Transcribe all the records with complete accuracy.

■ ■ ■ ■ ■

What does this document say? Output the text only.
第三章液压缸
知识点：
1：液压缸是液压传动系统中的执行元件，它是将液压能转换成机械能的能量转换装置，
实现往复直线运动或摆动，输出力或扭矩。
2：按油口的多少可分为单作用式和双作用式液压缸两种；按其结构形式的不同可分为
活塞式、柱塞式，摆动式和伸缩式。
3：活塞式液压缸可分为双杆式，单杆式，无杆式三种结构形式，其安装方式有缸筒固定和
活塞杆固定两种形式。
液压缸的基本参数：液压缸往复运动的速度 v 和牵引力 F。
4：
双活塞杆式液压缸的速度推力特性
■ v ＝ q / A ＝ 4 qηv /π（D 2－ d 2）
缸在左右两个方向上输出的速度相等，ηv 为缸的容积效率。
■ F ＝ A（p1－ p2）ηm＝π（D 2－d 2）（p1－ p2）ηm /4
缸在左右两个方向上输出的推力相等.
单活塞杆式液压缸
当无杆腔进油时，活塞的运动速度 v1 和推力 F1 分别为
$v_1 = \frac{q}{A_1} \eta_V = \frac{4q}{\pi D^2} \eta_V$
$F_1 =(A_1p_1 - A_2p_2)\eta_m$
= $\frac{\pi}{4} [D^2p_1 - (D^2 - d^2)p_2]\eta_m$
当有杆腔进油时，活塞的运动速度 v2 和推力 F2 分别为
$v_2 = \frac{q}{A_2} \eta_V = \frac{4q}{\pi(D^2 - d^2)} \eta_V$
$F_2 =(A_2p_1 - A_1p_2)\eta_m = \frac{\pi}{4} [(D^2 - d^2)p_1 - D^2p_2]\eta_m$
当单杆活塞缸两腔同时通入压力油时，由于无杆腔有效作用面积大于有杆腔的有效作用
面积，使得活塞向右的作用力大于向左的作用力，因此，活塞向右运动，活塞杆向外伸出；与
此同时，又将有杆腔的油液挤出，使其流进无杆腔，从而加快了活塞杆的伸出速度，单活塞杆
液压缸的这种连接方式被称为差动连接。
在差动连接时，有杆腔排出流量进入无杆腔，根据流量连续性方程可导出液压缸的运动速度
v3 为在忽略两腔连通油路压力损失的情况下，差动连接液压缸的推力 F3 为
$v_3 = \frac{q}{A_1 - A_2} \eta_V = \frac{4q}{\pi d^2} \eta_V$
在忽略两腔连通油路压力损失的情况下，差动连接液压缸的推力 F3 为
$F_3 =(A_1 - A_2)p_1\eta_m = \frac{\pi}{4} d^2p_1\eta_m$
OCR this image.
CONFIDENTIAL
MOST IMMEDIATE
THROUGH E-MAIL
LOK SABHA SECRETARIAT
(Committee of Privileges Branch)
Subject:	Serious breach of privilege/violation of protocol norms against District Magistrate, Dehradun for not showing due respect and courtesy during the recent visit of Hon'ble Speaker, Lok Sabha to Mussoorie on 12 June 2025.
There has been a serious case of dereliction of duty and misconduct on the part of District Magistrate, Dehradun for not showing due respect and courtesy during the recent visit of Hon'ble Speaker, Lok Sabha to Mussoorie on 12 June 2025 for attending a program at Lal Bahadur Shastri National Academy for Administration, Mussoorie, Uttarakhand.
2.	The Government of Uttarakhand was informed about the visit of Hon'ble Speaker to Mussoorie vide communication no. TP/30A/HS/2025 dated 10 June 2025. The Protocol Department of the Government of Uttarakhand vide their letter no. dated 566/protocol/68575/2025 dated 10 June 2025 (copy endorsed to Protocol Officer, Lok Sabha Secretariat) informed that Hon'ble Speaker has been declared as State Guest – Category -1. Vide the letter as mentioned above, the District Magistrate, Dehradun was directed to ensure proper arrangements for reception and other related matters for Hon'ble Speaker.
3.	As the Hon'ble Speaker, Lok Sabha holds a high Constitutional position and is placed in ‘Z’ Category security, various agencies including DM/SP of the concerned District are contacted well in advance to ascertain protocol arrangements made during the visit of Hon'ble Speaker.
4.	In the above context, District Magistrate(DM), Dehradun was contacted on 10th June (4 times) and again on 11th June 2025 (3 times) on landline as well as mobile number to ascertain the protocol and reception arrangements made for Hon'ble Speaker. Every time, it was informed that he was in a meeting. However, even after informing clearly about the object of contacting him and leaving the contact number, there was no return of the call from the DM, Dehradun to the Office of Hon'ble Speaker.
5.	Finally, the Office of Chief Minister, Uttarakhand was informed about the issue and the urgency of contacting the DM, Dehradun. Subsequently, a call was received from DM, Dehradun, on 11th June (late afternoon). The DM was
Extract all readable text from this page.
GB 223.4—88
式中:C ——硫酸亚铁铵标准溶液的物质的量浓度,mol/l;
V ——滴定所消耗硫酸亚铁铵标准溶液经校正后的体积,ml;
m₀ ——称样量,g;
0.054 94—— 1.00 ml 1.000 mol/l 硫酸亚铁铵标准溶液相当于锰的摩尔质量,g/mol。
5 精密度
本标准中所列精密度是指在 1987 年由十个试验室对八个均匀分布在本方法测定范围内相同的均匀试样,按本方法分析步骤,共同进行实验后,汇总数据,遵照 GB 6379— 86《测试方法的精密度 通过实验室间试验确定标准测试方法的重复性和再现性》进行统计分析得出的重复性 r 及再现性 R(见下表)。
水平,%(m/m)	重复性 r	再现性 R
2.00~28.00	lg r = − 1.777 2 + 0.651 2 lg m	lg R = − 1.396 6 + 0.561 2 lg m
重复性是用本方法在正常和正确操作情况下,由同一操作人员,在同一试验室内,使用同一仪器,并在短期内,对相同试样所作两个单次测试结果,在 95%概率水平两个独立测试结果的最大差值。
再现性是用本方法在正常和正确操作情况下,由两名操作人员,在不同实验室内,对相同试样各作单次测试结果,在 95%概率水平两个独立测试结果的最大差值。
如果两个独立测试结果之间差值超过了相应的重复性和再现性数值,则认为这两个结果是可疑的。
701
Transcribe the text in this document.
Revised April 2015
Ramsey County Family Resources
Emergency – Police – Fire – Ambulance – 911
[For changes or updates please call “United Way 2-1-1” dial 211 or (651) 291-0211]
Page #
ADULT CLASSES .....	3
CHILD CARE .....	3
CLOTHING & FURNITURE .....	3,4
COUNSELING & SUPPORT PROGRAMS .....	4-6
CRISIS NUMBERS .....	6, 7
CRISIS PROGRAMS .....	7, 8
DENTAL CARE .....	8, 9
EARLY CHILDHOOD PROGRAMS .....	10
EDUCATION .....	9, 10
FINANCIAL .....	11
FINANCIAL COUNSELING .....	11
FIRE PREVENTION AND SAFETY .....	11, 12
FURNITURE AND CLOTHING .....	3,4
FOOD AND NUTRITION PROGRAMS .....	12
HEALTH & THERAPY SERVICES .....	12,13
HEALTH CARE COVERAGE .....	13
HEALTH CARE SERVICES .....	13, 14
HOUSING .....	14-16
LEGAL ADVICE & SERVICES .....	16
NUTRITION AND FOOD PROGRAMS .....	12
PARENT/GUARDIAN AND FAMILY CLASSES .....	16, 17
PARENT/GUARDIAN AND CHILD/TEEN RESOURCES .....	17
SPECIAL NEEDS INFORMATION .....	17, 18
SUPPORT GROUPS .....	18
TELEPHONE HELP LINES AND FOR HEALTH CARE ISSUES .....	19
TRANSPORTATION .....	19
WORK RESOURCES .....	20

■ ■ ■ ■ ■

● **Exercise answer**:
What does this document say? Output the text only.
第三章液压缸
知识点：
1：液压缸是液压传动系统中的执行元件，它是将液压能转换成机械能的能量转换装置，
实现往复直线运动或摆动，输出力或扭矩。
2：按油口的多少可分为单作用式和双作用式液压缸两种；按其结构形式的不同可分为
活塞式、柱塞式，摆动式和伸缩式。
3：活塞式液压缸可分为双杆式，单杆式，无杆式三种结构形式，其安装方式有缸筒固定和
活塞杆固定两种形式。
液压缸的基本参数：液压缸往复运动的速度 v 和牵引力 F。
4：
双活塞杆式液压缸的速度推力特性
■ v ＝ q / A ＝ 4 qηv /π（D 2－ d 2）
缸在左右两个方向上输出的速度相等，ηv 为缸的容积效率。
■ F ＝ A（p1－ p2）ηm＝π（D 2－d 2）（p1－ p2）ηm /4
缸在左右两个方向上输出的推力相等.
单活塞杆式液压缸
当无杆腔进油时，活塞的运动速度 v1 和推力 F1 分别为
$v_1 = \frac{q}{A_1} \eta_V = \frac{4q}{\pi D^2} \eta_V$
$F_1 =(A_1p_1 - A_2p_2)\eta_m$
= $\frac{\pi}{4} [D^2p_1 - (D^2 - d^2)p_2]\eta_m$
当有杆腔进油时，活塞的运动速度 v2 和推力 F2 分别为
$v_2 = \frac{q}{A_2} \eta_V = \frac{4q}{\pi(D^2 - d^2)} \eta_V$
$F_2 =(A_2p_1 - A_1p_2)\eta_m = \frac{\pi}{4} [(D^2 - d^2)p_1 - D^2p_2]\eta_m$
当单杆活塞缸两腔同时通入压力油时，由于无杆腔有效作用面积大于有杆腔的有效作用
面积，使得活塞向右的作用力大于向左的作用力，因此，活塞向右运动，活塞杆向外伸出；与
此同时，又将有杆腔的油液挤出，使其流进无杆腔，从而加快了活塞杆的伸出速度，单活塞杆
液压缸的这种连接方式被称为差动连接。
在差动连接时，有杆腔排出流量进入无杆腔，根据流量连续性方程可导出液压缸的运动速度
v3 为在忽略两腔连通油路压力损失的情况下，差动连接液压缸的推力 F3 为
$v_3 = \frac{q}{A_1 - A_2} \eta_V = \frac{4q}{\pi d^2} \eta_V$
在忽略两腔连通油路压力损失的情况下，差动连接液压缸的推力 F3 为
$F_3 =(A_1 - A_2)p_1\eta_m = \frac{\pi}{4} d^2p_1\eta_m$
OCR this image.
CONFIDENTIAL
MOST IMMEDIATE
THROUGH E-MAIL
LOK SABHA SECRETARIAT
(Committee of Privileges Branch)
Subject:	Serious breach of privilege/violation of protocol norms against District Magistrate, Dehradun for not showing due respect and courtesy during the recent visit of Hon'ble Speaker, Lok Sabha to Mussoorie on 12 June 2025.
There has been a serious case of dereliction of duty and misconduct on the part of District Magistrate, Dehradun for not showing due respect and courtesy during the recent visit of Hon'ble Speaker, Lok Sabha to Mussoorie on 12 June 2025 for attending a program at Lal Bahadur Shastri National Academy for Administration, Mussoorie, Uttarakhand.
2.	The Government of Uttarakhand was informed about the visit of Hon'ble Speaker to Mussoorie vide communication no. TP/30A/HS/2025 dated 10 June 2025. The Protocol Department of the Government of Uttarakhand vide their letter no. dated 566/protocol/68575/2025 dated 10 June 2025 (copy endorsed to Protocol Officer, Lok Sabha Secretariat) informed that Hon'ble Speaker has been declared as State Guest – Category -1. Vide the letter as mentioned above, the District Magistrate, Dehradun was directed to ensure proper arrangements for reception and other related matters for Hon'ble Speaker.
3.	As the Hon'ble Speaker, Lok Sabha holds a high Constitutional position and is placed in ‘Z’ Category security, various agencies including DM/SP of the concerned District are contacted well in advance to ascertain protocol arrangements made during the visit of Hon'ble Speaker.
4.	In the above context, District Magistrate(DM), Dehradun was contacted on 10th June (4 times) and again on 11th June 2025 (3 times) on landline as well as mobile number to ascertain the protocol and reception arrangements made for Hon'ble Speaker. Every time, it was informed that he was in a meeting. However, even after informing clearly about the object of contacting him and leaving the contact number, there was no return of the call from the DM, Dehradun to the Office of Hon'ble Speaker.
5.	Finally, the Office of Chief Minister, Uttarakhand was informed about the issue and the urgency of contacting the DM, Dehradun. Subsequently, a call was received from DM, Dehradun, on 11th June (late afternoon). The DM was
Extract all readable text from this page.
GB 223.4—88
式中:C ——硫酸亚铁铵标准溶液的物质的量浓度,mol/l;
V ——滴定所消耗硫酸亚铁铵标准溶液经校正后的体积,ml;
m₀ ——称样量,g;
0.054 94—— 1.00 ml 1.000 mol/l 硫酸亚铁铵标准溶液相当于锰的摩尔质量,g/mol。
5 精密度
本标准中所列精密度是指在 1987 年由十个试验室对八个均匀分布在本方法测定范围内相同的均匀试样,按本方法分析步骤,共同进行实验后,汇总数据,遵照 GB 6379— 86《测试方法的精密度 通过实验室间试验确定标准测试方法的重复性和再现性》进行统计分析得出的重复性 r 及再现性 R(见下表)。
水平,%(m/m)	重复性 r	再现性 R
2.00~28.00	lg r = − 1.777 2 + 0.651 2 lg m	lg R = − 1.396 6 + 0.561 2 lg m
重复性是用本方法在正常和正确操作情况下,由同一操作人员,在同一试验室内,使用同一仪器,并在短期内,对相同试样所作两个单次测试结果,在 95%概率水平两个独立测试结果的最大差值。
再现性是用本方法在正常和正确操作情况下,由两名操作人员,在不同实验室内,对相同试样各作单次测试结果,在 95%概率水平两个独立测试结果的最大差值。
如果两个独立测试结果之间差值超过了相应的重复性和再现性数值,则认为这两个结果是可疑的。
701
Transcribe the text in this document.
Revised April 2015
Ramsey County Family Resources
Emergency – Police – Fire – Ambulance – 911
[For changes or updates please call “United Way 2-1-1” dial 211 or (651) 291-0211]
Page #
ADULT CLASSES .....	3
CHILD CARE .....	3
CLOTHING & FURNITURE .....	3,4
COUNSELING & SUPPORT PROGRAMS .....	4-6
CRISIS NUMBERS .....	6, 7
CRISIS PROGRAMS .....	7, 8
DENTAL CARE .....	8, 9
EARLY CHILDHOOD PROGRAMS .....	10
EDUCATION .....	9, 10
FINANCIAL .....	11
FINANCIAL COUNSELING .....	11
FIRE PREVENTION AND SAFETY .....	11, 12
FURNITURE AND CLOTHING .....	3,4
FOOD AND NUTRITION PROGRAMS .....	12
HEALTH & THERAPY SERVICES .....	12,13
HEALTH CARE COVERAGE .....	13
HEALTH CARE SERVICES .....	13, 14
HOUSING .....	14-16
LEGAL ADVICE & SERVICES .....	16
NUTRITION AND FOOD PROGRAMS .....	12
PARENT/GUARDIAN AND FAMILY CLASSES .....	16, 17
PARENT/GUARDIAN AND CHILD/TEEN RESOURCES .....	17
SPECIAL NEEDS INFORMATION .....	17, 18
SUPPORT GROUPS .....	18
TELEPHONE HELP LINES AND FOR HEALTH CARE ISSUES .....	19
TRANSPORTATION .....	19
WORK RESOURCES .....	20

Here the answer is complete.